--- START OF DATA FOR THIS TASK ---
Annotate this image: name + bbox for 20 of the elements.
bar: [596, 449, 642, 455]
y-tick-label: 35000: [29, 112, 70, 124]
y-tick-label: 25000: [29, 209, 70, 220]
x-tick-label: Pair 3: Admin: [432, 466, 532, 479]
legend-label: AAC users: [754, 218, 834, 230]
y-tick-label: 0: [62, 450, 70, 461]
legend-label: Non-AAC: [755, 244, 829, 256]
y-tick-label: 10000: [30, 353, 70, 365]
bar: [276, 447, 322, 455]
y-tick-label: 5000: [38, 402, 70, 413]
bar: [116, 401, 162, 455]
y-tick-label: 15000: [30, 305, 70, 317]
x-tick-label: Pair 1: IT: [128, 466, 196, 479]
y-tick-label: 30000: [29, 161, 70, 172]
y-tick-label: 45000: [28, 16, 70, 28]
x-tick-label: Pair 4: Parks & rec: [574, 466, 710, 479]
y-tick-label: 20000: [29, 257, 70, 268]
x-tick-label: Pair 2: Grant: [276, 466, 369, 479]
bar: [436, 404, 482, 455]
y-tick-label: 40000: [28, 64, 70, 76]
--- END OF DATA FOR THIS TASK ---
* **DIRECTIVE**
Please rename "legend-label" to "key-label" throughout the items above and give them again with nothing else changed.

* **EXERCISE ANSWER**
Annotate this image: name + bbox for 20 of the elements.
bar: [596, 449, 642, 455]
y-tick-label: 35000: [29, 112, 70, 124]
y-tick-label: 25000: [29, 209, 70, 220]
x-tick-label: Pair 3: Admin: [432, 466, 532, 479]
key-label: AAC users: [754, 218, 834, 230]
y-tick-label: 0: [62, 450, 70, 461]
key-label: Non-AAC: [755, 244, 829, 256]
y-tick-label: 10000: [30, 353, 70, 365]
bar: [276, 447, 322, 455]
y-tick-label: 5000: [38, 402, 70, 413]
bar: [116, 401, 162, 455]
y-tick-label: 15000: [30, 305, 70, 317]
x-tick-label: Pair 1: IT: [128, 466, 196, 479]
y-tick-label: 30000: [29, 161, 70, 172]
y-tick-label: 45000: [28, 16, 70, 28]
x-tick-label: Pair 4: Parks & rec: [574, 466, 710, 479]
y-tick-label: 20000: [29, 257, 70, 268]
x-tick-label: Pair 2: Grant: [276, 466, 369, 479]
bar: [436, 404, 482, 455]
y-tick-label: 40000: [28, 64, 70, 76]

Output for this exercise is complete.